-- EXERCISE REQUIREMENTS --
Gather every line below where "적당해요" appears.

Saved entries

+--

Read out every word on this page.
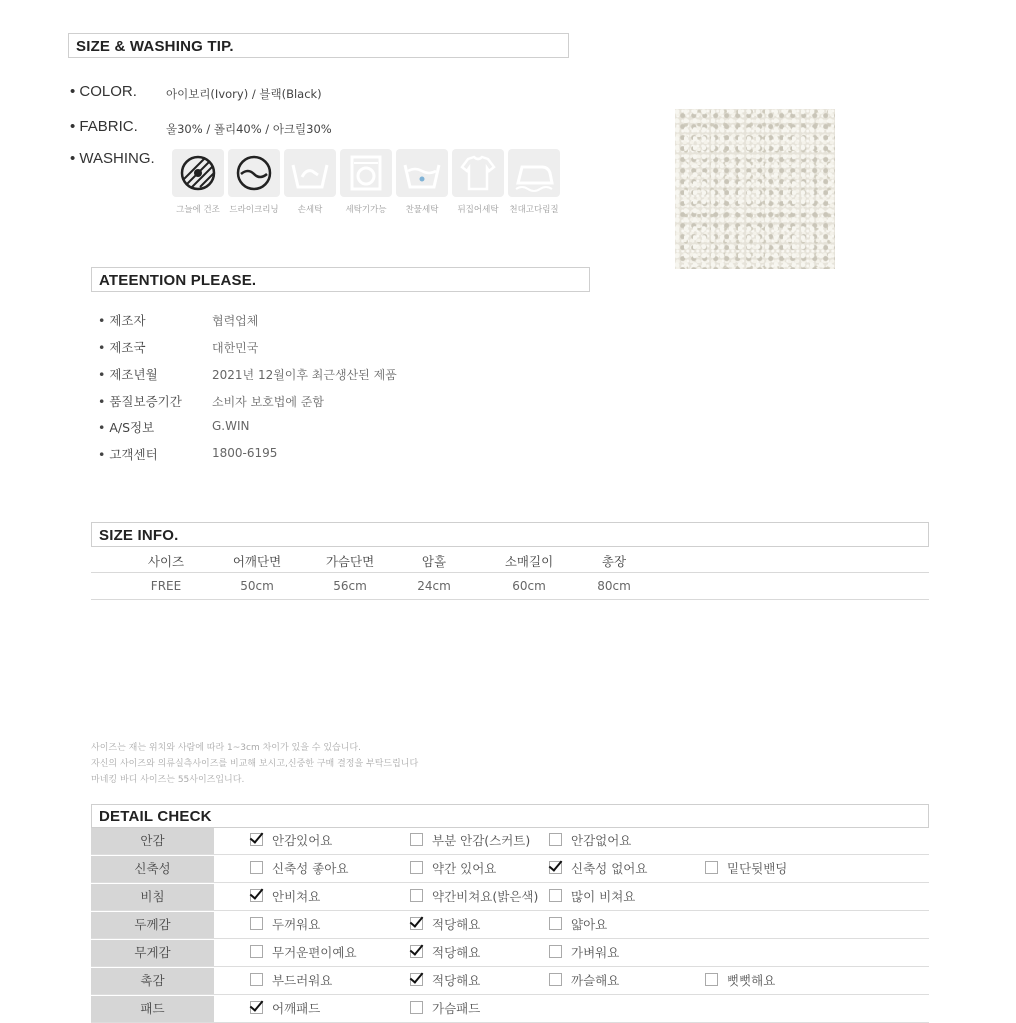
SIZE & WASHING TIP.
• COLOR.	아이보리(Ivory) / 블랙(Black)
• FABRIC. 울30% / 폴리40% / 아크릴30%
• WASHING.
그늘에 건조	드라이크리닝	손세탁	세탁기가능	찬물세탁	뒤집어세탁	천대고다림질
ATEENTION PLEASE.
• 제조자	협력업체
• 제조국	대한민국
• 제조년월	2021년 12월이후 최근생산된 제품
• 품질보증기간	소비자 보호법에 준함
• A/S정보	G.WIN
• 고객센터	1800-6195
SIZE INFO.
사이즈	어깨단면	가슴단면	암홀	소매길이	총장
FREE	50cm	56cm	24cm	60cm	80cm
사이즈는 재는 위치와 사람에 따라 1~3cm 차이가 있을 수 있습니다.
자신의 사이즈와 의류실측사이즈를 비교해 보시고,신중한 구매 결정을 부탁드립니다
마네킹 바디 사이즈는 55사이즈입니다.
DETAIL CHECK
안감	안감있어요	부분 안감(스커트)	안감없어요
신축성	신축성 좋아요	약간 있어요	신축성 없어요	밑단뒷밴딩
비침	안비쳐요	약간비쳐요(밝은색)	많이 비쳐요
두께감	두꺼워요	적당해요	얇아요
무게감	무거운편이예요	적당해요	가벼워요
촉감	부드러워요	적당해요	까슬해요	뻣뻣해요
패드	어깨패드	가슴패드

+--

-- OUTPUT FOR THIS TASK --
두께감	두꺼워요	적당해요	얇아요
무게감	무거운편이예요	적당해요	가벼워요
촉감	부드러워요	적당해요	까슬해요	뻣뻣해요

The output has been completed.